(Data excerpts)
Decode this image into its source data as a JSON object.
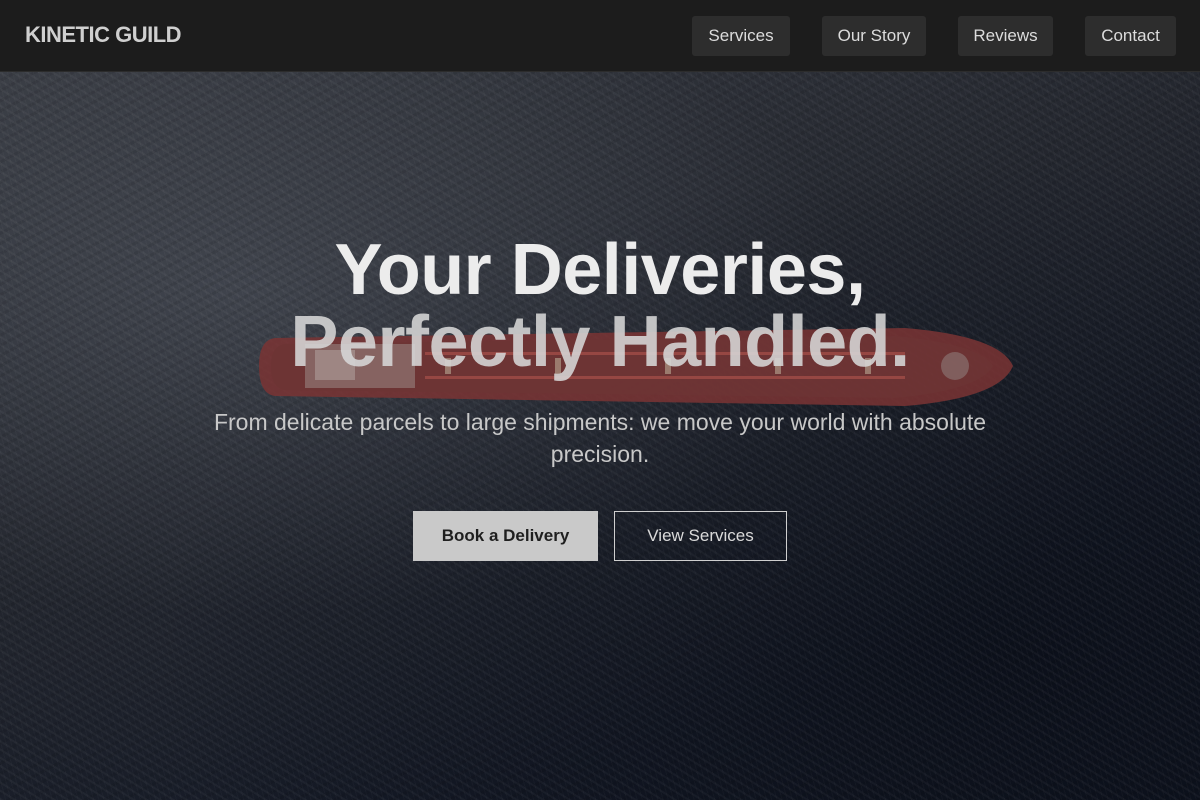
{
  "header": {
    "logo": "KINETIC GUILD",
    "nav": [
      {
        "label": "Services"
      },
      {
        "label": "Our Story"
      },
      {
        "label": "Reviews"
      },
      {
        "label": "Contact"
      }
    ]
  },
  "hero": {
    "title_line1": "Your Deliveries,",
    "title_line2": "Perfectly Handled.",
    "subtitle": "From delicate parcels to large shipments: we move your world with absolute precision.",
    "primary_button": "Book a Delivery",
    "secondary_button": "View Services",
    "background_image": "aerial-cargo-ship-ocean"
  },
  "colors": {
    "nav_background": "#1c1c1c",
    "nav_button": "#2d2d2d",
    "primary_button": "#c9c9c9",
    "ship_hull": "#8a3b3b"
  }
}
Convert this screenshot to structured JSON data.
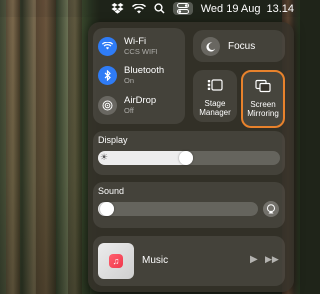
{
  "menubar": {
    "date": "Wed 19 Aug",
    "time": "13.14",
    "icons": [
      "dropbox-icon",
      "wifi-icon",
      "search-icon",
      "control-center-icon"
    ]
  },
  "control_center": {
    "wifi": {
      "label": "Wi-Fi",
      "status": "CCS WIFI"
    },
    "bluetooth": {
      "label": "Bluetooth",
      "status": "On"
    },
    "airdrop": {
      "label": "AirDrop",
      "status": "Off"
    },
    "focus": {
      "label": "Focus"
    },
    "stage_manager": {
      "label_line1": "Stage",
      "label_line2": "Manager"
    },
    "screen_mirroring": {
      "label_line1": "Screen",
      "label_line2": "Mirroring",
      "highlight_color": "#e8822c"
    },
    "display": {
      "title": "Display",
      "level": 0.52
    },
    "sound": {
      "title": "Sound",
      "level": 0.0
    },
    "music": {
      "label": "Music"
    }
  },
  "colors": {
    "accent_blue": "#2f7cf6",
    "highlight_orange": "#e8822c"
  }
}
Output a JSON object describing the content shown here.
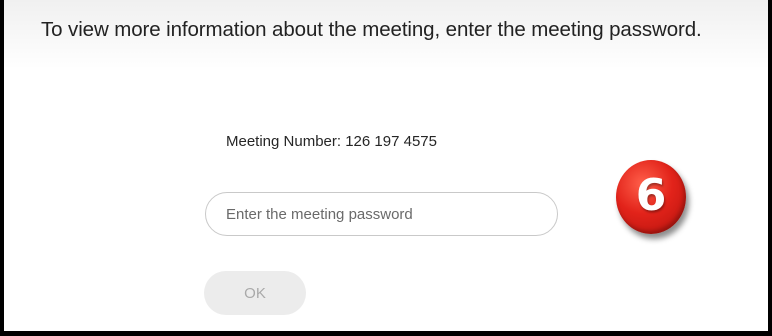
{
  "dialog": {
    "instruction": "To view more information about the meeting, enter the meeting password.",
    "meeting_number": "Meeting Number: 126 197 4575",
    "password_input": {
      "placeholder": "Enter the meeting password",
      "value": ""
    },
    "ok_label": "OK"
  },
  "annotation": {
    "step_number": "6",
    "badge_color": "#e2231a"
  }
}
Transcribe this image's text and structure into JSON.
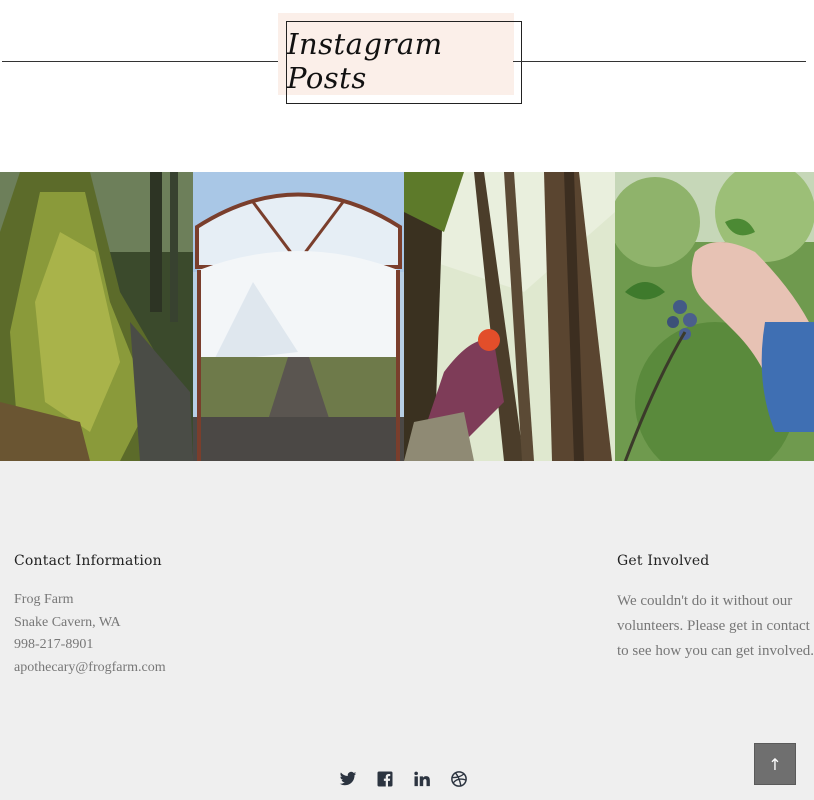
{
  "section": {
    "title": "Instagram Posts"
  },
  "gallery": {
    "photos": [
      {
        "subject": "mossy tree trunk"
      },
      {
        "subject": "greenhouse with seedlings"
      },
      {
        "subject": "forester among tall trees"
      },
      {
        "subject": "hand picking blueberries"
      }
    ]
  },
  "footer": {
    "contact": {
      "heading": "Contact Information",
      "lines": [
        "Frog Farm",
        "Snake Cavern, WA",
        "998-217-8901",
        "apothecary@frogfarm.com"
      ]
    },
    "involved": {
      "heading": "Get Involved",
      "text": "We couldn't do it without our volunteers. Please get in contact to see how you can get involved."
    },
    "social": [
      "twitter-icon",
      "facebook-icon",
      "linkedin-icon",
      "dribbble-icon"
    ],
    "back_to_top": {
      "glyph": "↑"
    }
  },
  "colors": {
    "title_highlight": "#fbefe9",
    "footer_bg": "#efefef",
    "muted_text": "#777777",
    "back_to_top_bg": "#6f6f6f"
  }
}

→ Aim of the task: Except for the pictures, give all the material above again verbatim.

→ Completed exercise:
Decode this image into its source data as a JSON object.
{
  "header": {
    "logo": "KINETIC GUILD",
    "nav": [
      {
        "label": "Services"
      },
      {
        "label": "Our Story"
      },
      {
        "label": "Reviews"
      },
      {
        "label": "Contact"
      }
    ]
  },
  "hero": {
    "title_line1": "Your Deliveries,",
    "title_line2": "Perfectly Handled.",
    "subtitle": "From delicate parcels to large shipments: we move your world with absolute precision.",
    "primary_button": "Book a Delivery",
    "secondary_button": "View Services",
    "background_image": "aerial-cargo-ship-ocean"
  },
  "colors": {
    "nav_background": "#1c1c1c",
    "nav_button": "#2d2d2d",
    "primary_button": "#c9c9c9",
    "ship_hull": "#8a3b3b"
  }
}
Convert this screenshot to structured JSON data.
{
  "menubar": {
    "date": "Wed 19 Aug",
    "time": "13.14",
    "icons": [
      "dropbox-icon",
      "wifi-icon",
      "search-icon",
      "control-center-icon"
    ]
  },
  "control_center": {
    "wifi": {
      "label": "Wi-Fi",
      "status": "CCS WIFI"
    },
    "bluetooth": {
      "label": "Bluetooth",
      "status": "On"
    },
    "airdrop": {
      "label": "AirDrop",
      "status": "Off"
    },
    "focus": {
      "label": "Focus"
    },
    "stage_manager": {
      "label_line1": "Stage",
      "label_line2": "Manager"
    },
    "screen_mirroring": {
      "label_line1": "Screen",
      "label_line2": "Mirroring",
      "highlight_color": "#e8822c"
    },
    "display": {
      "title": "Display",
      "level": 0.52
    },
    "sound": {
      "title": "Sound",
      "level": 0.0
    },
    "music": {
      "label": "Music"
    }
  },
  "colors": {
    "accent_blue": "#2f7cf6",
    "highlight_orange": "#e8822c"
  }
}
Output a JSON object describing the content shown here.
{
  "dialog": {
    "instruction": "To view more information about the meeting, enter the meeting password.",
    "meeting_number": "Meeting Number: 126 197 4575",
    "password_input": {
      "placeholder": "Enter the meeting password",
      "value": ""
    },
    "ok_label": "OK"
  },
  "annotation": {
    "step_number": "6",
    "badge_color": "#e2231a"
  }
}
Transcribe this image's text and structure into JSON.
{
  "section": {
    "title": "Instagram Posts"
  },
  "gallery": {
    "photos": [
      {
        "subject": "mossy tree trunk"
      },
      {
        "subject": "greenhouse with seedlings"
      },
      {
        "subject": "forester among tall trees"
      },
      {
        "subject": "hand picking blueberries"
      }
    ]
  },
  "footer": {
    "contact": {
      "heading": "Contact Information",
      "lines": [
        "Frog Farm",
        "Snake Cavern, WA",
        "998-217-8901",
        "apothecary@frogfarm.com"
      ]
    },
    "involved": {
      "heading": "Get Involved",
      "text": "We couldn't do it without our volunteers. Please get in contact to see how you can get involved."
    },
    "social": [
      "twitter-icon",
      "facebook-icon",
      "linkedin-icon",
      "dribbble-icon"
    ],
    "back_to_top": {
      "glyph": "↑"
    }
  },
  "colors": {
    "title_highlight": "#fbefe9",
    "footer_bg": "#efefef",
    "muted_text": "#777777",
    "back_to_top_bg": "#6f6f6f"
  }
}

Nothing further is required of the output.